*GIVEN INSTRUCTION*
Scan the entries below and extract each line with the word "based" in it.

*EXERCISE INPUT*

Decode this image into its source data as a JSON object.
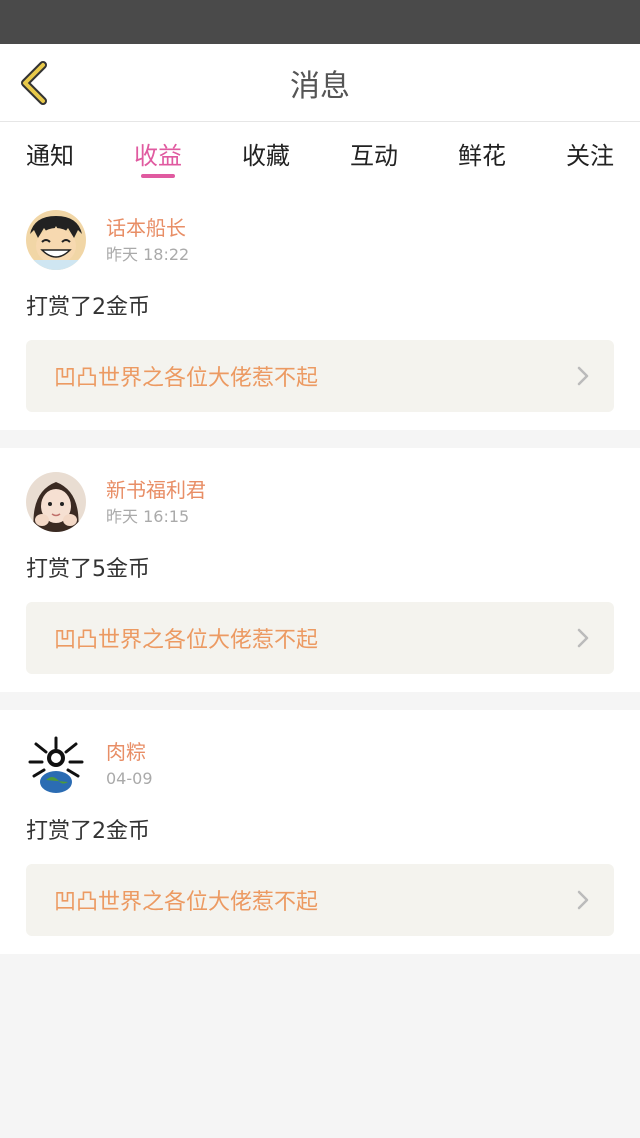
{
  "header": {
    "title": "消息"
  },
  "tabs": [
    {
      "label": "通知",
      "active": false
    },
    {
      "label": "收益",
      "active": true
    },
    {
      "label": "收藏",
      "active": false
    },
    {
      "label": "互动",
      "active": false
    },
    {
      "label": "鲜花",
      "active": false
    },
    {
      "label": "关注",
      "active": false
    }
  ],
  "items": [
    {
      "user": "话本船长",
      "time": "昨天 18:22",
      "message": "打赏了2金币",
      "book": "凹凸世界之各位大佬惹不起",
      "avatar": "cartoon-boy-avatar"
    },
    {
      "user": "新书福利君",
      "time": "昨天 16:15",
      "message": "打赏了5金币",
      "book": "凹凸世界之各位大佬惹不起",
      "avatar": "girl-photo-avatar"
    },
    {
      "user": "肉粽",
      "time": "04-09",
      "message": "打赏了2金币",
      "book": "凹凸世界之各位大佬惹不起",
      "avatar": "globe-bones-avatar"
    }
  ],
  "colors": {
    "accent": "#e05aa0",
    "username": "#e88e66",
    "book_title": "#ec9a62",
    "back_icon": "#e8c94a"
  }
}
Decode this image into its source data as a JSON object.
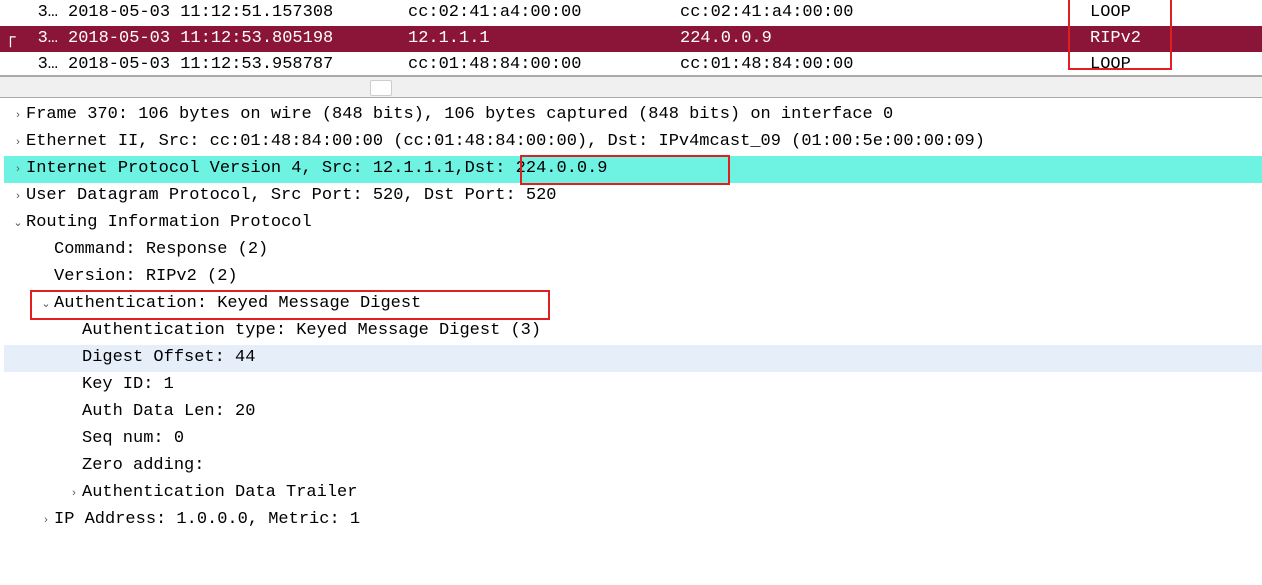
{
  "packet_list": {
    "rows": [
      {
        "no": "3…",
        "time": "2018-05-03 11:12:51.157308",
        "src": "cc:02:41:a4:00:00",
        "dst": "cc:02:41:a4:00:00",
        "proto": "LOOP",
        "selected": false
      },
      {
        "no": "3…",
        "time": "2018-05-03 11:12:53.805198",
        "src": "12.1.1.1",
        "dst": "224.0.0.9",
        "proto": "RIPv2",
        "selected": true
      },
      {
        "no": "3…",
        "time": "2018-05-03 11:12:53.958787",
        "src": "cc:01:48:84:00:00",
        "dst": "cc:01:48:84:00:00",
        "proto": "LOOP",
        "selected": false
      }
    ]
  },
  "details": {
    "frame": "Frame 370: 106 bytes on wire (848 bits), 106 bytes captured (848 bits) on interface 0",
    "ethernet": "Ethernet II, Src: cc:01:48:84:00:00 (cc:01:48:84:00:00), Dst: IPv4mcast_09 (01:00:5e:00:00:09)",
    "ip_prefix": "Internet Protocol Version 4, Src: 12.1.1.1,",
    "ip_dst": " Dst: 224.0.0.9",
    "udp": "User Datagram Protocol, Src Port: 520, Dst Port: 520",
    "rip": "Routing Information Protocol",
    "command": "Command: Response (2)",
    "version": "Version: RIPv2 (2)",
    "auth": "Authentication: Keyed Message Digest",
    "auth_type": "Authentication type: Keyed Message Digest (3)",
    "digest_off": "Digest Offset: 44",
    "key_id": "Key ID: 1",
    "auth_len": "Auth Data Len: 20",
    "seq_num": "Seq num: 0",
    "zero_add": "Zero adding:",
    "auth_trail": "Authentication Data Trailer",
    "ip_addr": "IP Address: 1.0.0.0, Metric: 1"
  }
}
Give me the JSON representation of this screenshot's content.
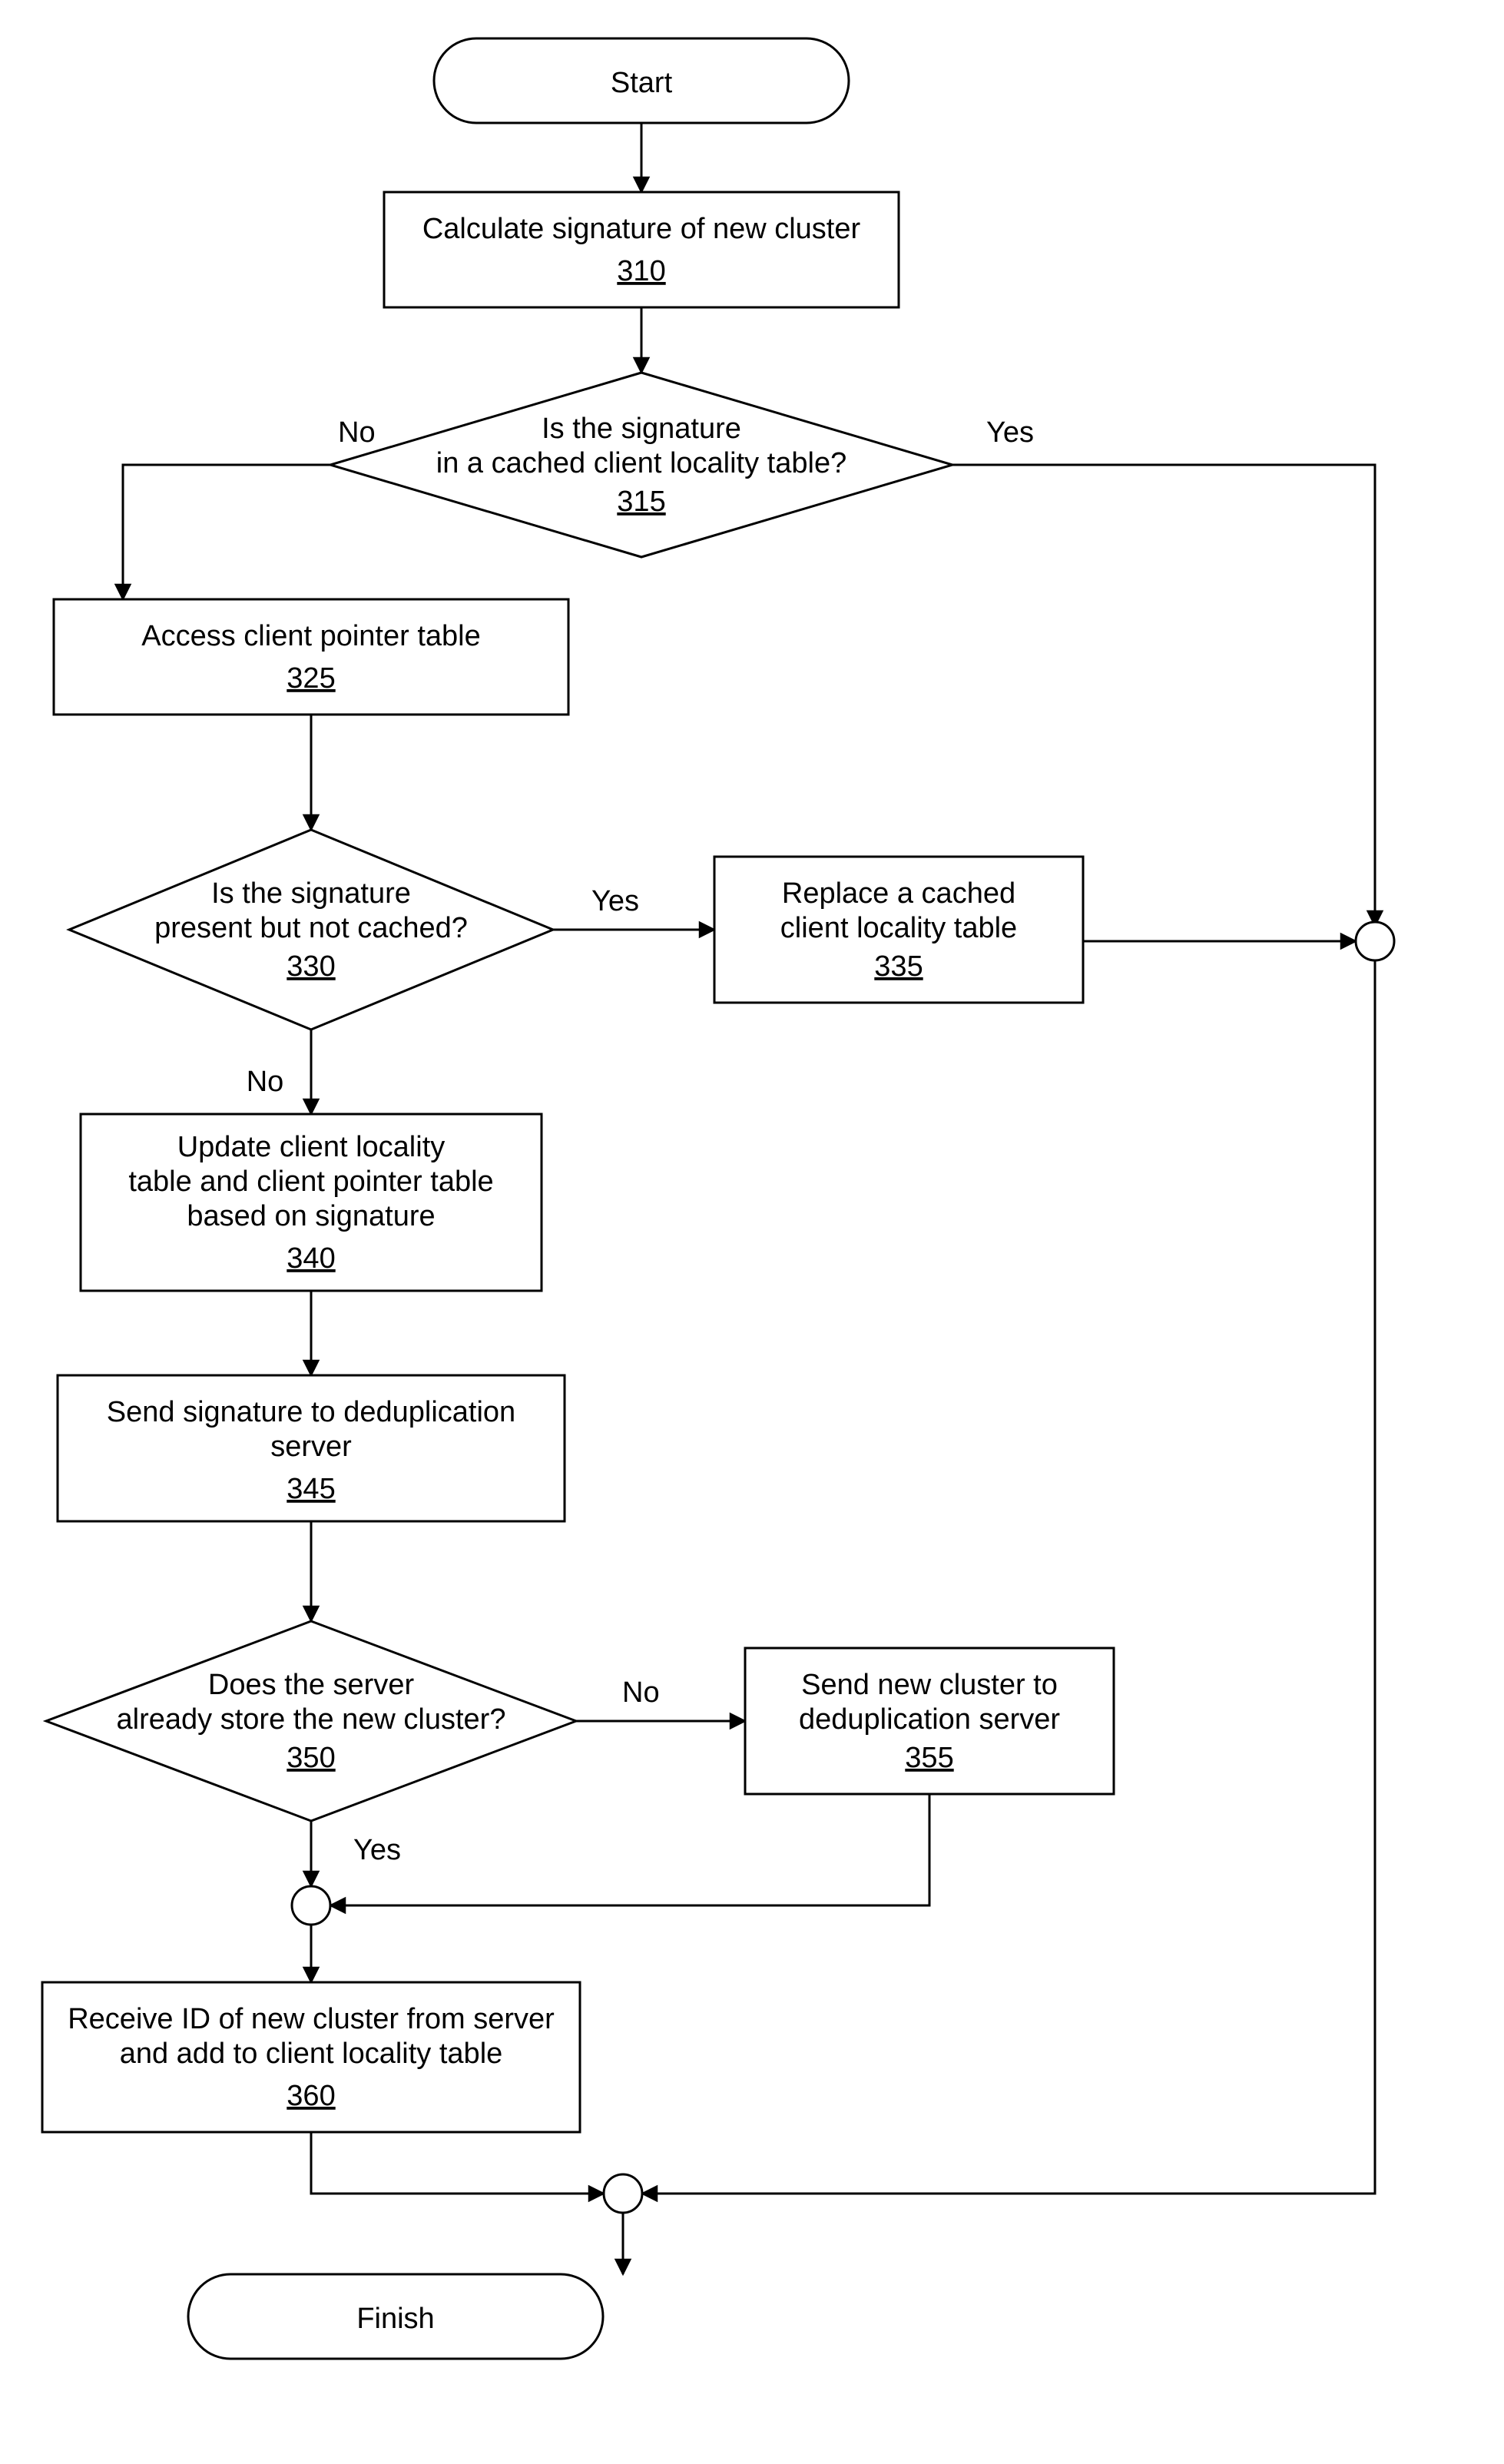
{
  "chart_data": {
    "type": "flowchart",
    "nodes": [
      {
        "id": "start",
        "kind": "terminator",
        "label": "Start"
      },
      {
        "id": "310",
        "kind": "process",
        "label": "Calculate signature of new cluster",
        "ref": "310"
      },
      {
        "id": "315",
        "kind": "decision",
        "label": "Is the signature in a cached client locality table?",
        "ref": "315"
      },
      {
        "id": "325",
        "kind": "process",
        "label": "Access client pointer table",
        "ref": "325"
      },
      {
        "id": "330",
        "kind": "decision",
        "label": "Is the signature present but not cached?",
        "ref": "330"
      },
      {
        "id": "335",
        "kind": "process",
        "label": "Replace a cached client locality table",
        "ref": "335"
      },
      {
        "id": "340",
        "kind": "process",
        "label": "Update client locality table and client pointer table based on signature",
        "ref": "340"
      },
      {
        "id": "345",
        "kind": "process",
        "label": "Send signature to deduplication server",
        "ref": "345"
      },
      {
        "id": "350",
        "kind": "decision",
        "label": "Does the server already store the new cluster?",
        "ref": "350"
      },
      {
        "id": "355",
        "kind": "process",
        "label": "Send new cluster to deduplication server",
        "ref": "355"
      },
      {
        "id": "360",
        "kind": "process",
        "label": "Receive ID of new cluster from server and add to client locality table",
        "ref": "360"
      },
      {
        "id": "finish",
        "kind": "terminator",
        "label": "Finish"
      }
    ],
    "edges": [
      {
        "from": "start",
        "to": "310"
      },
      {
        "from": "310",
        "to": "315"
      },
      {
        "from": "315",
        "to": "325",
        "label": "No"
      },
      {
        "from": "315",
        "to": "j2",
        "label": "Yes"
      },
      {
        "from": "325",
        "to": "330"
      },
      {
        "from": "330",
        "to": "335",
        "label": "Yes"
      },
      {
        "from": "335",
        "to": "j2"
      },
      {
        "from": "330",
        "to": "340",
        "label": "No"
      },
      {
        "from": "340",
        "to": "345"
      },
      {
        "from": "345",
        "to": "350"
      },
      {
        "from": "350",
        "to": "355",
        "label": "No"
      },
      {
        "from": "350",
        "to": "j1",
        "label": "Yes"
      },
      {
        "from": "355",
        "to": "j1"
      },
      {
        "from": "j1",
        "to": "360"
      },
      {
        "from": "360",
        "to": "j2"
      },
      {
        "from": "j2",
        "to": "finish"
      }
    ]
  },
  "labels": {
    "start": "Start",
    "finish": "Finish",
    "n310": {
      "l1": "Calculate signature of new cluster",
      "ref": "310"
    },
    "n315": {
      "l1": "Is the signature",
      "l2": "in a cached client locality table?",
      "ref": "315"
    },
    "n325": {
      "l1": "Access client pointer table",
      "ref": "325"
    },
    "n330": {
      "l1": "Is the signature",
      "l2": "present but not cached?",
      "ref": "330"
    },
    "n335": {
      "l1": "Replace a cached",
      "l2": "client locality table",
      "ref": "335"
    },
    "n340": {
      "l1": "Update client locality",
      "l2": "table and client pointer table",
      "l3": "based on signature",
      "ref": "340"
    },
    "n345": {
      "l1": "Send signature to deduplication",
      "l2": "server",
      "ref": "345"
    },
    "n350": {
      "l1": "Does the server",
      "l2": "already store the new cluster?",
      "ref": "350"
    },
    "n355": {
      "l1": "Send new cluster to",
      "l2": "deduplication server",
      "ref": "355"
    },
    "n360": {
      "l1": "Receive ID of new cluster from server",
      "l2": "and add to client locality table",
      "ref": "360"
    },
    "yes": "Yes",
    "no": "No"
  }
}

*RESPONSE TO THIS TASK*
        "label": "Update client locality table and client pointer table based on signature",
      "l3": "based on signature",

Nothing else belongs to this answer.